*TASK PROMPT*: Find the lines with the string "filter" and return them.

*RECORDS FOR THIS TASK*:
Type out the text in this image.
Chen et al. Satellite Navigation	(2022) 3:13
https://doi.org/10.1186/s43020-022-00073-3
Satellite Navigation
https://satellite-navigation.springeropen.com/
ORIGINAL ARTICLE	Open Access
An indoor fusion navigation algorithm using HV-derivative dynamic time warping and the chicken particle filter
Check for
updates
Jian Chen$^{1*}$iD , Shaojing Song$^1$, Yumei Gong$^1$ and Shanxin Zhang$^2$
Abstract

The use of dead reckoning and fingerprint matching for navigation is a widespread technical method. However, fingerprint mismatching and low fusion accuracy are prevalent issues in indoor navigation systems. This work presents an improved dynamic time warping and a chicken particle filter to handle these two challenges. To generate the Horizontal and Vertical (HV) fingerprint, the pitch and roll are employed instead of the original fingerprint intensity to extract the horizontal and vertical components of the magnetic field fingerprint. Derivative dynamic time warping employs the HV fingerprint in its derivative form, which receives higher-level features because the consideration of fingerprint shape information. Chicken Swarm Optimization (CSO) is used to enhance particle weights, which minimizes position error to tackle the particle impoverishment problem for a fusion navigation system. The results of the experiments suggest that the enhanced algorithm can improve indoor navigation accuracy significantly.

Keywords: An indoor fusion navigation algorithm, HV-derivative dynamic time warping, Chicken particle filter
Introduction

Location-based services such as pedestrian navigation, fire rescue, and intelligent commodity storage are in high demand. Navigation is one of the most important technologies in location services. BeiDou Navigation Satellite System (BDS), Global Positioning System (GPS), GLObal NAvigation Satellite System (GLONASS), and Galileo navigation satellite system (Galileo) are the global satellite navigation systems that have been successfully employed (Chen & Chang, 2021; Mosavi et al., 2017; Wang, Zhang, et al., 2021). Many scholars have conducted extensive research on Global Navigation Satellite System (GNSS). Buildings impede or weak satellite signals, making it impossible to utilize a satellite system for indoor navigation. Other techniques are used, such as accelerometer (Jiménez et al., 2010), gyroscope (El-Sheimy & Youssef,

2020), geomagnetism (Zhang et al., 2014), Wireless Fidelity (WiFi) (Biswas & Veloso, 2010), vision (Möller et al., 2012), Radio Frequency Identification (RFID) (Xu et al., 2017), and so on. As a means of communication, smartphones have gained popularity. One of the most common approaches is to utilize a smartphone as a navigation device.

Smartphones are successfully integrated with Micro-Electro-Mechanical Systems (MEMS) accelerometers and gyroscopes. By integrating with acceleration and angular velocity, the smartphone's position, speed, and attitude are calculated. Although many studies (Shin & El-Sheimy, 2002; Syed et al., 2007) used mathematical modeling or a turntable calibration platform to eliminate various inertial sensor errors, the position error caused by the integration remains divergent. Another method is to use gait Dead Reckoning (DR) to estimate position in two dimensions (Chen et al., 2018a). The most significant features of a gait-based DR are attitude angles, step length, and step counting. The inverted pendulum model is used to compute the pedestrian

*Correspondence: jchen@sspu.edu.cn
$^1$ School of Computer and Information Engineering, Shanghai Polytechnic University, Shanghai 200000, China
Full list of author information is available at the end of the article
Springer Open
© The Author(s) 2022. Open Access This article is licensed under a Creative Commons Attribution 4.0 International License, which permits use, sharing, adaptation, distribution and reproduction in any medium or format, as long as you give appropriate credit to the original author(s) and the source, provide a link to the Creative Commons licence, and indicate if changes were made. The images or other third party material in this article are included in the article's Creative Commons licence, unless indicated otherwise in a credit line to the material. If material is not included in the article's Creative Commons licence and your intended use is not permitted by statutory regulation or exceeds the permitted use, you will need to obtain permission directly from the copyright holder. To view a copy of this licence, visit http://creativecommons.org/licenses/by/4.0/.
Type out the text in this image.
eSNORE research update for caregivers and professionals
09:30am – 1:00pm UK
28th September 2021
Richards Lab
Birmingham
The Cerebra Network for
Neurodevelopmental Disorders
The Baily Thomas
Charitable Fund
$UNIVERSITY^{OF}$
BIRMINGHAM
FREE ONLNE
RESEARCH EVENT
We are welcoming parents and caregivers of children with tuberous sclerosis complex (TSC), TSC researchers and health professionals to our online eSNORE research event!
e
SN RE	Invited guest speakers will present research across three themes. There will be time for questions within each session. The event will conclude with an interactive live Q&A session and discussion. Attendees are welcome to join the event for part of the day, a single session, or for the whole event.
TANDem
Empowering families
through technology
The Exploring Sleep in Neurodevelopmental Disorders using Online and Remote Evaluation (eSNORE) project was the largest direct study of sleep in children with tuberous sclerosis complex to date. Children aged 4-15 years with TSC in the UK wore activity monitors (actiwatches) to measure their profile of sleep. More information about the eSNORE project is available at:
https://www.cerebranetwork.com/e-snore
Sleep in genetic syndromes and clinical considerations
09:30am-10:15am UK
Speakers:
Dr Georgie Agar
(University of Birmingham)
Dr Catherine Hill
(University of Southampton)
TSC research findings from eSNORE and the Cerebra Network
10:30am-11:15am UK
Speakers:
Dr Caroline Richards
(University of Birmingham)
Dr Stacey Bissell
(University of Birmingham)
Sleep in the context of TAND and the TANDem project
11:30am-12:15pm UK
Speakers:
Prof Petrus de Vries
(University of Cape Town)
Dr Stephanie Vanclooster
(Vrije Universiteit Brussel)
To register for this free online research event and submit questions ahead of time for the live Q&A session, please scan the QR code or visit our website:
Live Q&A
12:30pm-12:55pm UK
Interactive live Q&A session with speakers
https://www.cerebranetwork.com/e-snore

*SOLUTION*:
An indoor fusion navigation algorithm using HV-derivative dynamic time warping and the chicken particle filter
The use of dead reckoning and fingerprint matching for navigation is a widespread technical method. However, fingerprint mismatching and low fusion accuracy are prevalent issues in indoor navigation systems. This work presents an improved dynamic time warping and a chicken particle filter to handle these two challenges. To generate the Horizontal and Vertical (HV) fingerprint, the pitch and roll are employed instead of the original fingerprint intensity to extract the horizontal and vertical components of the magnetic field fingerprint. Derivative dynamic time warping employs the HV fingerprint in its derivative form, which receives higher-level features because the consideration of fingerprint shape information. Chicken Swarm Optimization (CSO) is used to enhance particle weights, which minimizes position error to tackle the particle impoverishment problem for a fusion navigation system. The results of the experiments suggest that the enhanced algorithm can improve indoor navigation accuracy significantly.
Keywords: An indoor fusion navigation algorithm, HV-derivative dynamic time warping, Chicken particle filter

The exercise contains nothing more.